=== Task brief ===
Exactly as written, retype the listing below, omitting the pictures.

--- start ---

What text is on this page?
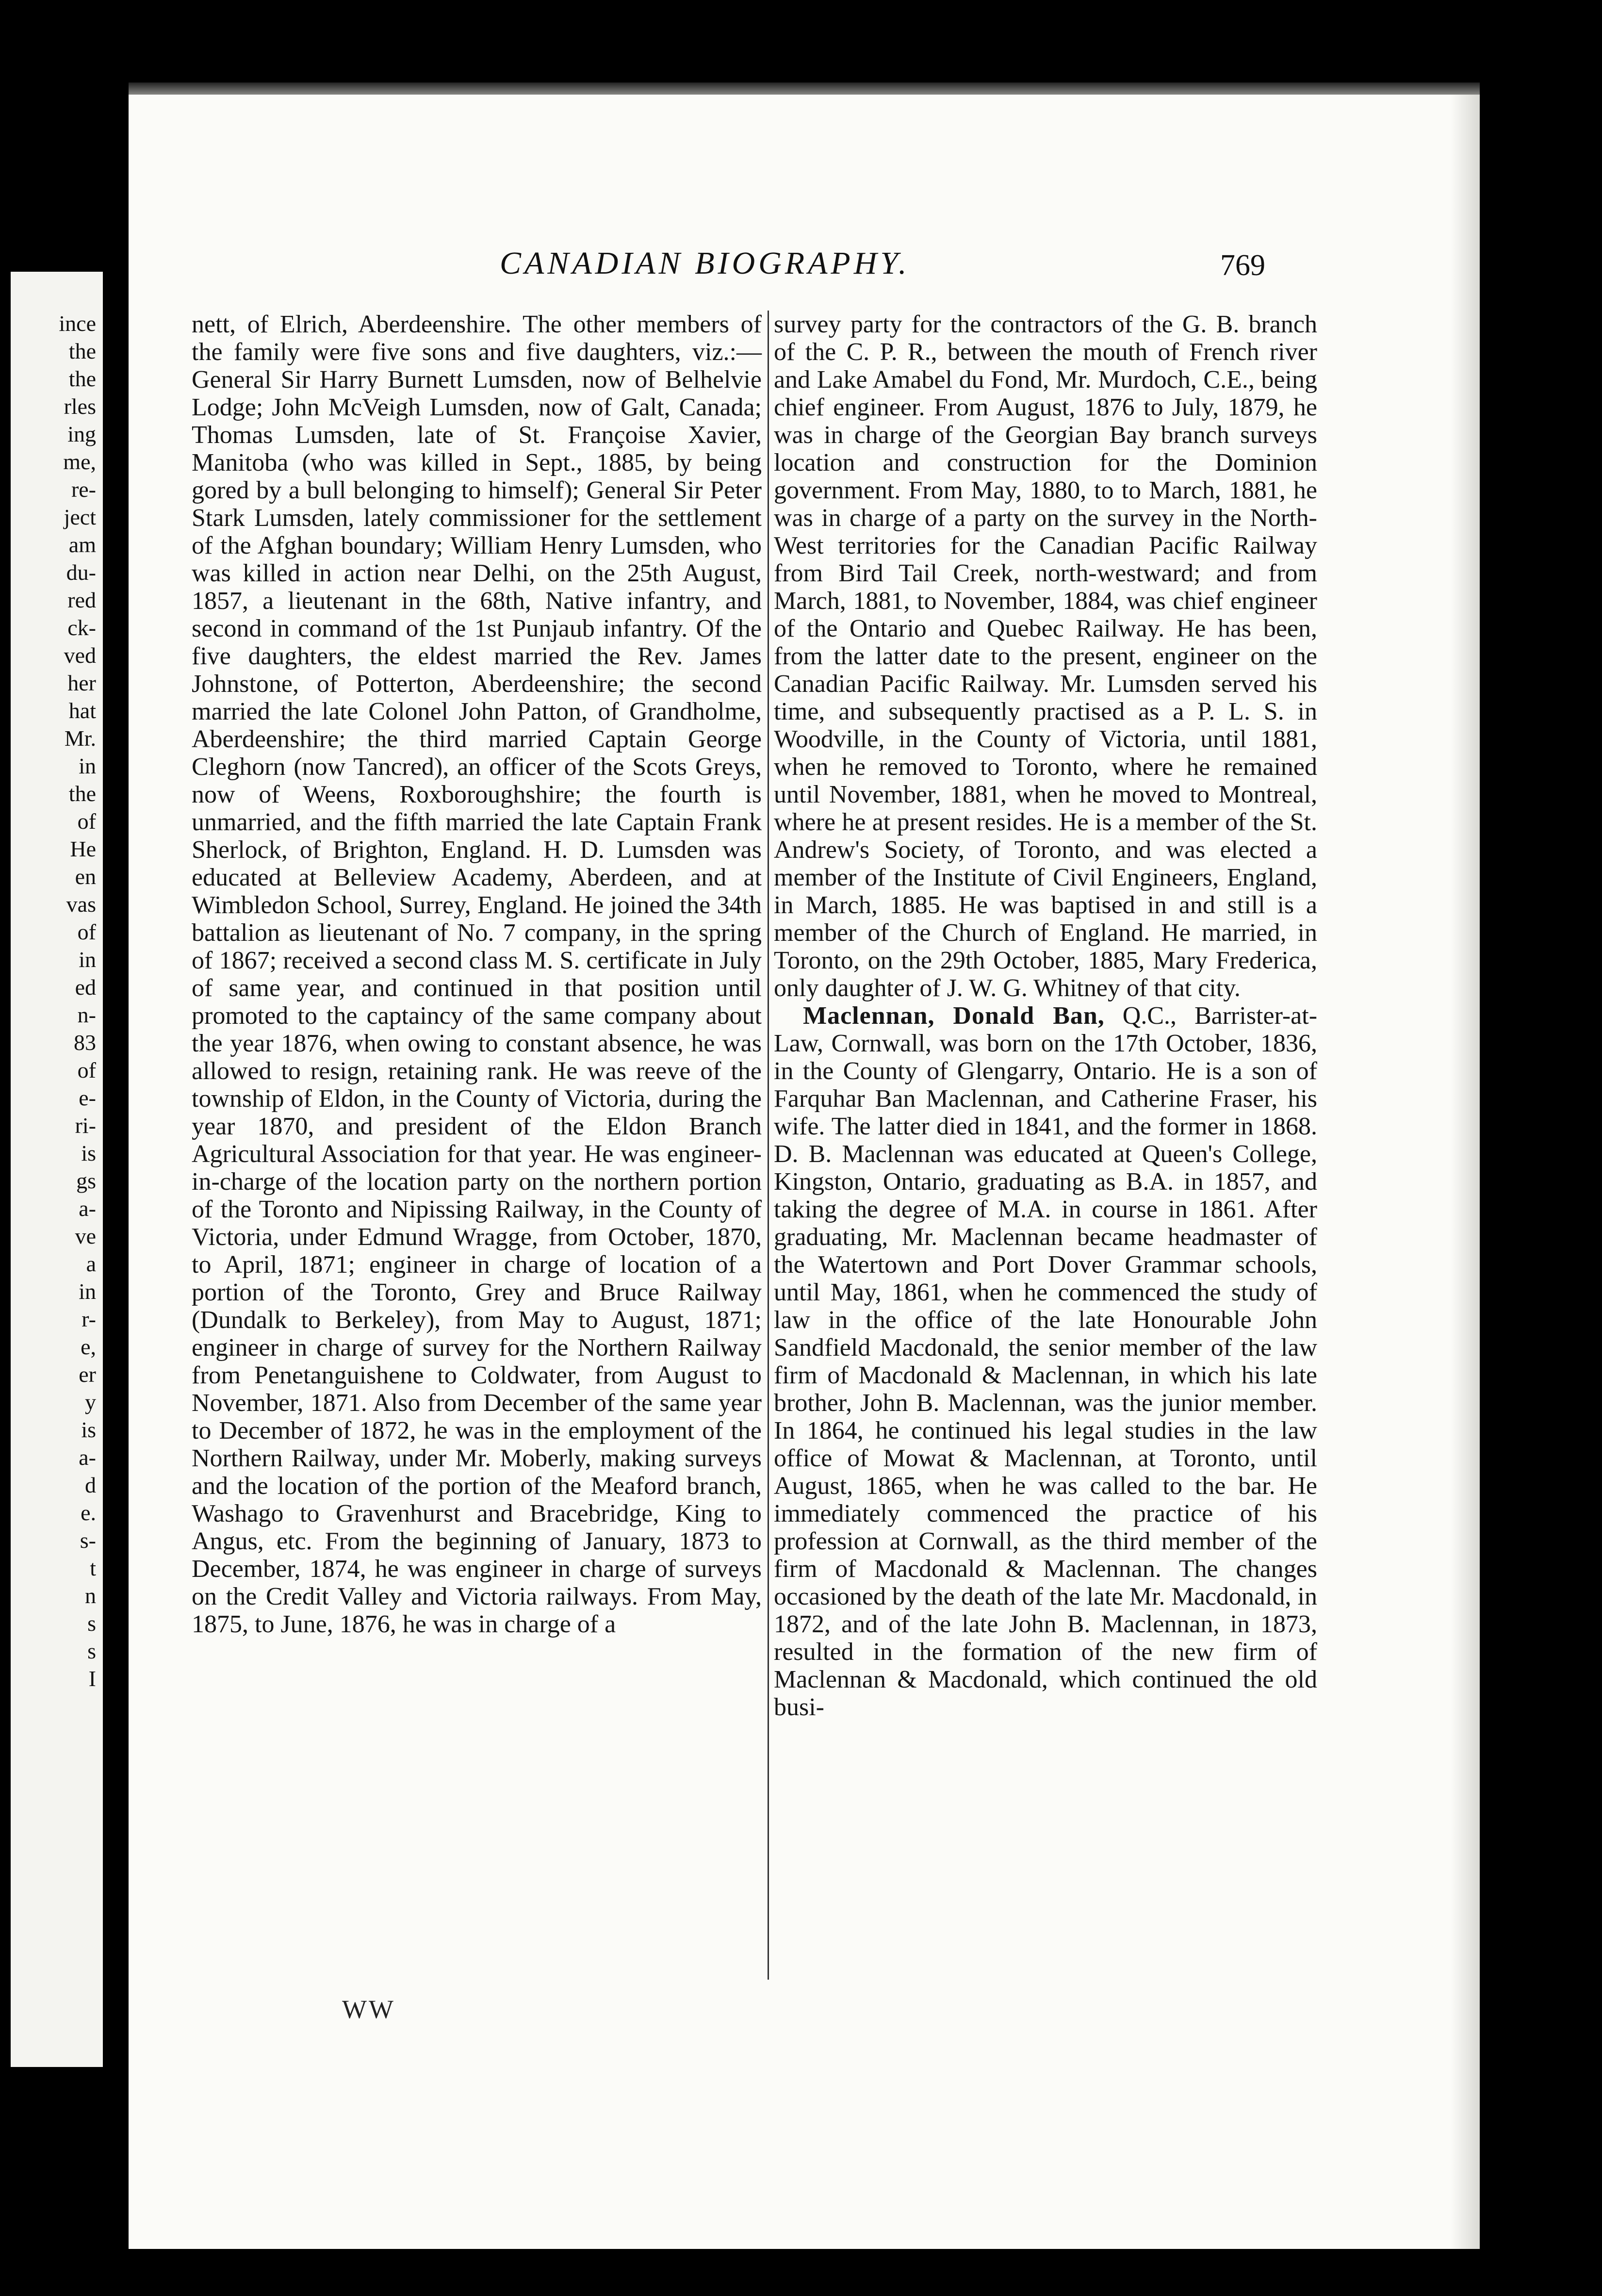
ince
the
the
rles
ing
me,
re-
ject
am
du-
red
ck-
ved
her
hat
Mr.
in
the
of
He
en
vas
of
in
ed
n-
83
of
e-
ri-
is
gs
a-
ve
a
in
r-
e,
er
y
is
a-
d
e.
s-
t
n
s
s
I
CANADIAN BIOGRAPHY.	769

nett, of Elrich, Aberdeenshire. The other members of the family were five sons and five daughters, viz.:—General Sir Harry Burnett Lumsden, now of Belhelvie Lodge; John McVeigh Lumsden, now of Galt, Canada; Thomas Lumsden, late of St. Françoise Xavier, Manitoba (who was killed in Sept., 1885, by being gored by a bull belonging to himself); General Sir Peter Stark Lumsden, lately commissioner for the settlement of the Afghan boundary; William Henry Lumsden, who was killed in action near Delhi, on the 25th August, 1857, a lieutenant in the 68th, Native infantry, and second in command of the 1st Punjaub infantry. Of the five daughters, the eldest married the Rev. James Johnstone, of Potterton, Aberdeenshire; the second married the late Colonel John Patton, of Grandholme, Aberdeenshire; the third married Captain George Cleghorn (now Tancred), an officer of the Scots Greys, now of Weens, Roxboroughshire; the fourth is unmarried, and the fifth married the late Captain Frank Sherlock, of Brighton, England. H. D. Lumsden was educated at Belleview Academy, Aberdeen, and at Wimbledon School, Surrey, England. He joined the 34th battalion as lieutenant of No. 7 company, in the spring of 1867; received a second class M. S. certificate in July of same year, and continued in that position until promoted to the captaincy of the same company about the year 1876, when owing to constant absence, he was allowed to resign, retaining rank. He was reeve of the township of Eldon, in the County of Victoria, during the year 1870, and president of the Eldon Branch Agricultural Association for that year. He was engineer-in-charge of the location party on the northern portion of the Toronto and Nipissing Railway, in the County of Victoria, under Edmund Wragge, from October, 1870, to April, 1871; engineer in charge of location of a portion of the Toronto, Grey and Bruce Railway (Dundalk to Berkeley), from May to August, 1871; engineer in charge of survey for the Northern Railway from Penetanguishene to Coldwater, from August to November, 1871. Also from December of the same year to December of 1872, he was in the employment of the Northern Railway, under Mr. Moberly, making surveys and the location of the portion of the Meaford branch, Washago to Gravenhurst and Bracebridge, King to Angus, etc. From the beginning of January, 1873 to December, 1874, he was engineer in charge of surveys on the Credit Valley and Victoria railways. From May, 1875, to June, 1876, he was in charge of a

survey party for the contractors of the G. B. branch of the C. P. R., between the mouth of French river and Lake Amabel du Fond, Mr. Murdoch, C.E., being chief engineer. From August, 1876 to July, 1879, he was in charge of the Georgian Bay branch surveys location and construction for the Dominion government. From May, 1880, to to March, 1881, he was in charge of a party on the survey in the North-West territories for the Canadian Pacific Railway from Bird Tail Creek, north-westward; and from March, 1881, to November, 1884, was chief engineer of the Ontario and Quebec Railway. He has been, from the latter date to the present, engineer on the Canadian Pacific Railway. Mr. Lumsden served his time, and subsequently practised as a P. L. S. in Woodville, in the County of Victoria, until 1881, when he removed to Toronto, where he remained until November, 1881, when he moved to Montreal, where he at present resides. He is a member of the St. Andrew's Society, of Toronto, and was elected a member of the Institute of Civil Engineers, England, in March, 1885. He was baptised in and still is a member of the Church of England. He married, in Toronto, on the 29th October, 1885, Mary Frederica, only daughter of J. W. G. Whitney of that city.

Maclennan, Donald Ban, Q.C., Barrister-at-Law, Cornwall, was born on the 17th October, 1836, in the County of Glengarry, Ontario. He is a son of Farquhar Ban Maclennan, and Catherine Fraser, his wife. The latter died in 1841, and the former in 1868. D. B. Maclennan was educated at Queen's College, Kingston, Ontario, graduating as B.A. in 1857, and taking the degree of M.A. in course in 1861. After graduating, Mr. Maclennan became headmaster of the Watertown and Port Dover Grammar schools, until May, 1861, when he commenced the study of law in the office of the late Honourable John Sandfield Macdonald, the senior member of the law firm of Macdonald & Maclennan, in which his late brother, John B. Maclennan, was the junior member. In 1864, he continued his legal studies in the law office of Mowat & Maclennan, at Toronto, until August, 1865, when he was called to the bar. He immediately commenced the practice of his profession at Cornwall, as the third member of the firm of Macdonald & Maclennan. The changes occasioned by the death of the late Mr. Macdonald, in 1872, and of the late John B. Maclennan, in 1873, resulted in the formation of the new firm of Maclennan & Macdonald, which continued the old busi-

WW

--- end ---

=== Solved problem ===
What text is on this page?
ince
the
the
rles
ing
me,
re-
ject
am
du-
red
ck-
ved
her
hat
Mr.
in
the
of
He
en
vas
of
in
ed
n-
83
of
e-
ri-
is
gs
a-
ve
a
in
r-
e,
er
y
is
a-
d
e.
s-
t
n
s
s
I
CANADIAN BIOGRAPHY.	769

nett, of Elrich, Aberdeenshire. The other members of the family were five sons and five daughters, viz.:—General Sir Harry Burnett Lumsden, now of Belhelvie Lodge; John McVeigh Lumsden, now of Galt, Canada; Thomas Lumsden, late of St. Françoise Xavier, Manitoba (who was killed in Sept., 1885, by being gored by a bull belonging to himself); General Sir Peter Stark Lumsden, lately commissioner for the settlement of the Afghan boundary; William Henry Lumsden, who was killed in action near Delhi, on the 25th August, 1857, a lieutenant in the 68th, Native infantry, and second in command of the 1st Punjaub infantry. Of the five daughters, the eldest married the Rev. James Johnstone, of Potterton, Aberdeenshire; the second married the late Colonel John Patton, of Grandholme, Aberdeenshire; the third married Captain George Cleghorn (now Tancred), an officer of the Scots Greys, now of Weens, Roxboroughshire; the fourth is unmarried, and the fifth married the late Captain Frank Sherlock, of Brighton, England. H. D. Lumsden was educated at Belleview Academy, Aberdeen, and at Wimbledon School, Surrey, England. He joined the 34th battalion as lieutenant of No. 7 company, in the spring of 1867; received a second class M. S. certificate in July of same year, and continued in that position until promoted to the captaincy of the same company about the year 1876, when owing to constant absence, he was allowed to resign, retaining rank. He was reeve of the township of Eldon, in the County of Victoria, during the year 1870, and president of the Eldon Branch Agricultural Association for that year. He was engineer-in-charge of the location party on the northern portion of the Toronto and Nipissing Railway, in the County of Victoria, under Edmund Wragge, from October, 1870, to April, 1871; engineer in charge of location of a portion of the Toronto, Grey and Bruce Railway (Dundalk to Berkeley), from May to August, 1871; engineer in charge of survey for the Northern Railway from Penetanguishene to Coldwater, from August to November, 1871. Also from December of the same year to December of 1872, he was in the employment of the Northern Railway, under Mr. Moberly, making surveys and the location of the portion of the Meaford branch, Washago to Gravenhurst and Bracebridge, King to Angus, etc. From the beginning of January, 1873 to December, 1874, he was engineer in charge of surveys on the Credit Valley and Victoria railways. From May, 1875, to June, 1876, he was in charge of a

survey party for the contractors of the G. B. branch of the C. P. R., between the mouth of French river and Lake Amabel du Fond, Mr. Murdoch, C.E., being chief engineer. From August, 1876 to July, 1879, he was in charge of the Georgian Bay branch surveys location and construction for the Dominion government. From May, 1880, to to March, 1881, he was in charge of a party on the survey in the North-West territories for the Canadian Pacific Railway from Bird Tail Creek, north-westward; and from March, 1881, to November, 1884, was chief engineer of the Ontario and Quebec Railway. He has been, from the latter date to the present, engineer on the Canadian Pacific Railway. Mr. Lumsden served his time, and subsequently practised as a P. L. S. in Woodville, in the County of Victoria, until 1881, when he removed to Toronto, where he remained until November, 1881, when he moved to Montreal, where he at present resides. He is a member of the St. Andrew's Society, of Toronto, and was elected a member of the Institute of Civil Engineers, England, in March, 1885. He was baptised in and still is a member of the Church of England. He married, in Toronto, on the 29th October, 1885, Mary Frederica, only daughter of J. W. G. Whitney of that city.

Maclennan, Donald Ban, Q.C., Barrister-at-Law, Cornwall, was born on the 17th October, 1836, in the County of Glengarry, Ontario. He is a son of Farquhar Ban Maclennan, and Catherine Fraser, his wife. The latter died in 1841, and the former in 1868. D. B. Maclennan was educated at Queen's College, Kingston, Ontario, graduating as B.A. in 1857, and taking the degree of M.A. in course in 1861. After graduating, Mr. Maclennan became headmaster of the Watertown and Port Dover Grammar schools, until May, 1861, when he commenced the study of law in the office of the late Honourable John Sandfield Macdonald, the senior member of the law firm of Macdonald & Maclennan, in which his late brother, John B. Maclennan, was the junior member. In 1864, he continued his legal studies in the law office of Mowat & Maclennan, at Toronto, until August, 1865, when he was called to the bar. He immediately commenced the practice of his profession at Cornwall, as the third member of the firm of Macdonald & Maclennan. The changes occasioned by the death of the late Mr. Macdonald, in 1872, and of the late John B. Maclennan, in 1873, resulted in the formation of the new firm of Maclennan & Macdonald, which continued the old busi-

WW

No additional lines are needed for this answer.